(SOURCE DOCUMENT begins)

The 10-year determinant survival by stage was 87% for stages 0 to A, 64%
for stage B, and 42% for stage C.
More recently, neoadjuvant chemotherapy combined
with radiation therapy has been used preoperatively. It would appear from
published series that the addition of chemotherapy to radiation therapy
has resulted in a higher complete response rate when the surgical specimens
are examined (Table).7-12 Whether this complete response rate
will result in a better survival with the addition of chemotherapy is yet
to be determined. Currently, the regimen used at the University of Florida
is 5-fluorouracil (275 mg/m2 per day) as a continuous infusion
with the peak dose at midnight and the nadir at noon to take advantage
of the circadian rhythm.12 This therapy is combined with at
least 45 Gy in four and one-half weeks. To date, no patient has required
admission to the hospital for complications secondary to the radiation
therapy, theoretically because of circadian rhythm dosing.

(SOURCE DOCUMENT ends)
(AVAILABLE DATA begins)

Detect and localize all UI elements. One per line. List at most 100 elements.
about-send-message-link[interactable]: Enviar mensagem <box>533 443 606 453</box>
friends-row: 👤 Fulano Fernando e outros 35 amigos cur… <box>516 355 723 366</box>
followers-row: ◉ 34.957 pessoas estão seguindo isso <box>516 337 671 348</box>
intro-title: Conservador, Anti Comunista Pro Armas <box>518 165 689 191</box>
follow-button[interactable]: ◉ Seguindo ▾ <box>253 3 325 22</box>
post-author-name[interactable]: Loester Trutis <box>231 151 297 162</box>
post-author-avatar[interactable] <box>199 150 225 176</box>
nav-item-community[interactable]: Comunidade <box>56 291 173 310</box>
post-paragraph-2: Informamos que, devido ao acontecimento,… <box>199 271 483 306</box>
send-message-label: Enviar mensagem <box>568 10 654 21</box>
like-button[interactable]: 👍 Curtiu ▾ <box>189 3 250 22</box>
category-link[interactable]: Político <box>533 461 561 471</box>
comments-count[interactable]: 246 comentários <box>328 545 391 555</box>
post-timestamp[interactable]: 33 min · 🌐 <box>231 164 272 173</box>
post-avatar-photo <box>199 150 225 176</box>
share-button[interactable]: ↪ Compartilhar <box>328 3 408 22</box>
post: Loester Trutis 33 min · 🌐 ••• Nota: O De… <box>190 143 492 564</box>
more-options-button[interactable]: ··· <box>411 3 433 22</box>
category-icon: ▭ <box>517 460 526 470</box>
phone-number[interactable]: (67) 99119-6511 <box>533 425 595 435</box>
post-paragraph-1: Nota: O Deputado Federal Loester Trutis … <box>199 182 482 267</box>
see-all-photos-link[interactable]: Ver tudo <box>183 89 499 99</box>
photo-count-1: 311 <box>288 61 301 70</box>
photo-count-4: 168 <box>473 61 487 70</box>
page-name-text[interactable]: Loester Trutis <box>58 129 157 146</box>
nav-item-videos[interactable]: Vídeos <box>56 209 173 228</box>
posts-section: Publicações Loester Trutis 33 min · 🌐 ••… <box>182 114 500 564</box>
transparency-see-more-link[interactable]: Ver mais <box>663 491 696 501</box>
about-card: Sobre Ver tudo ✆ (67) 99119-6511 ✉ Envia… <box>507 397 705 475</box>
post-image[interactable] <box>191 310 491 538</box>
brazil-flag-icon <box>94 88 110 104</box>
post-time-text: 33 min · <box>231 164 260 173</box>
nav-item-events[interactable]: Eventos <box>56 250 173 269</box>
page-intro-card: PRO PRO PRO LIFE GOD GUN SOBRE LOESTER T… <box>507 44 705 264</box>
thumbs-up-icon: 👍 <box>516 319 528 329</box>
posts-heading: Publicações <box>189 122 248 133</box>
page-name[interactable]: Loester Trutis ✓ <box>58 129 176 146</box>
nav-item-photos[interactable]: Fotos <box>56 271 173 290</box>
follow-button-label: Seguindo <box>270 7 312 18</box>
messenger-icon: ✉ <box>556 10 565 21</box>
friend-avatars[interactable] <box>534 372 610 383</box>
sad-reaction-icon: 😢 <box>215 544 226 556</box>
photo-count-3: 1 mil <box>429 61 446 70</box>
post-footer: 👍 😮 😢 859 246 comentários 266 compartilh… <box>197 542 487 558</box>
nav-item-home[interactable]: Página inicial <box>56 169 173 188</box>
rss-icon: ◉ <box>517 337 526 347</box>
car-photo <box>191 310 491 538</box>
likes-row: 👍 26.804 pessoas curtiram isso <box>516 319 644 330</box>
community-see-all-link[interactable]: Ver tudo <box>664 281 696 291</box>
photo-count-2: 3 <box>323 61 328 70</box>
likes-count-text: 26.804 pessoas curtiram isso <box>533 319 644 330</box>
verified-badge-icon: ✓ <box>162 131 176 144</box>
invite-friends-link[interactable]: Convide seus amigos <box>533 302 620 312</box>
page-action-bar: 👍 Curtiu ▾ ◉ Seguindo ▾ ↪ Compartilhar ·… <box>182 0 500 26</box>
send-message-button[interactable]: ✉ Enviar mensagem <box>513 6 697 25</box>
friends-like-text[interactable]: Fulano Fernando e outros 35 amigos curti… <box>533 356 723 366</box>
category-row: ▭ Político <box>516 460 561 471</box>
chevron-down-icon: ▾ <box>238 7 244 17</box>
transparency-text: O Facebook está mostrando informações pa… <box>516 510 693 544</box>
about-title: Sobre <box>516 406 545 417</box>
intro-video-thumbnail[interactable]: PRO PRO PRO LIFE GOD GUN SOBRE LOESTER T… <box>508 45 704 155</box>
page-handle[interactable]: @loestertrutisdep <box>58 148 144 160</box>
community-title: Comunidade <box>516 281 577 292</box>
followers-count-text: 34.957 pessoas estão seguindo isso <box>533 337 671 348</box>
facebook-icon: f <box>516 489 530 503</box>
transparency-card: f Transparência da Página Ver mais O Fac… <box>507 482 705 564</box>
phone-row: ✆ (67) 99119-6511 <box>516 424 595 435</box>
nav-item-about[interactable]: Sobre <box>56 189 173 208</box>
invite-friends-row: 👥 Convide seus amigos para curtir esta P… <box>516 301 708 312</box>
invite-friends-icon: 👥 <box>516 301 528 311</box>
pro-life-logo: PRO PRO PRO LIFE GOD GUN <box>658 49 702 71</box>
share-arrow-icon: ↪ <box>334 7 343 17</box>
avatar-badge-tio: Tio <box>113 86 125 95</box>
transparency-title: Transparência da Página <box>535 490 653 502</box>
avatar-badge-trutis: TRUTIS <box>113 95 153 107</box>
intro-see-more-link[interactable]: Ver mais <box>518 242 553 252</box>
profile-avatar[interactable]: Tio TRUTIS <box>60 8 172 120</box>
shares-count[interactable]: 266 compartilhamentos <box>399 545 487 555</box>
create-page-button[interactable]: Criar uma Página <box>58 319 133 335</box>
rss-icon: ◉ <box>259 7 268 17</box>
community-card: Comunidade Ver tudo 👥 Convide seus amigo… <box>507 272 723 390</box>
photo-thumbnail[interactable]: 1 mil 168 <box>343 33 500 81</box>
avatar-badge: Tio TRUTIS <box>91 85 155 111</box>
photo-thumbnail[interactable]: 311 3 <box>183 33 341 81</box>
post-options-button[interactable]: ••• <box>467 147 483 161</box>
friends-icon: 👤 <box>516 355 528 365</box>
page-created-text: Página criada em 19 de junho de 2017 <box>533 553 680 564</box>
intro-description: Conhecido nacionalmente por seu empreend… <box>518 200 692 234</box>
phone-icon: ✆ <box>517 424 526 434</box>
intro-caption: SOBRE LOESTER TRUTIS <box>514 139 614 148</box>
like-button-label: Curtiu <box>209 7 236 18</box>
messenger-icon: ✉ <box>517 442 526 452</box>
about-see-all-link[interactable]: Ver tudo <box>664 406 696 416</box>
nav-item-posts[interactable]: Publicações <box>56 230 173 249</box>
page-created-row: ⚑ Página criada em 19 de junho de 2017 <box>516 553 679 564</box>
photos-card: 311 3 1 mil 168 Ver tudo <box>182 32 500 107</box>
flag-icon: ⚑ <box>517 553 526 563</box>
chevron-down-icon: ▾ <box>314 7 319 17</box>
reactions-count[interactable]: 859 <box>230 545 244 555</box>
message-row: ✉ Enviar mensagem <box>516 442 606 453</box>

(AVAILABLE DATA ends)

_TASKS AND EXERCISES_.
A. According to the chemoradiation passage, what was the 10-year determinant survival for stage B?
B. Please summarize the chemoradiation passage in two sentences.
C. Continue the chemoradiation passage from its final sentence.
The entries come from a separate source and are not related to the chemoradiation passage.

_YOUR RESPONSES_.
A. 64%

B. Ten-year determinant survival was 87% for stages 0 to A, 64% for stage B, and 42% for stage C, and published series suggest that adding chemotherapy to preoperative radiation therapy raises the complete response rate in surgical specimens, though whether this improves survival is yet to be determined. The University of Florida gives 5-fluorouracil as a continuous infusion timed to the circadian rhythm, combined with at least 45 Gy over four and one-half weeks, and so far no patient has required hospital admission for complications of the radiation therapy.

C.
|
Effects of the Addition of Chemotherapy
to Preoperative Radiation on Complete Response Rate*
|
| Study Site |
Chemotherapy |
Complete Response |
| |
| University of Florida7 |
None |
8% |
| |
| Washington School of Medicine8 |
None |
6% |
| |
| University of Texas M. D. Anderson Cancer
Center9 |
5-FU |
29% |
| |
| Duke University Medical Center10 |
5-FU, cisplatin |
27% |
| |
| Memorial Sloan-Kettering Cancer Center11 |
5-FU, leucovorin |
20% |
| |
| University of Florida12 |
5-FU |
22% |
| |
| * All patients received 40 to 50 Gy of radiation
therapy. |
With the advent of both transrectal ultrasound and
magnetic resonance imaging, the depth of penetration into the rectal wall
both before and after radiation therapy can be determined. In patients
who have a clinical complete response to radiation therapy, the possibility
of transanal full-thickness excision exists. The group from Jefferson Medical
School13,14 reported a 6% recurrence rate and an overall 89%
five-year survival rate for downstaged, locally excised lesions that have
not invaded through the full thickness of the rectal wall. Likewise, 14
patients who initially had T3 lesions and were downstaged underwent local
excision with no recurrences at five years and with a five-year 88% survival
rate. Whether transanal excision of downstaged lesions will prove to be
a safe and effective means of treatment remains to be determined. Certainly,
morbidity and mortality from transanal local excision are much less than
from either low anterior resection with a stapled or colo-anal anastomosis.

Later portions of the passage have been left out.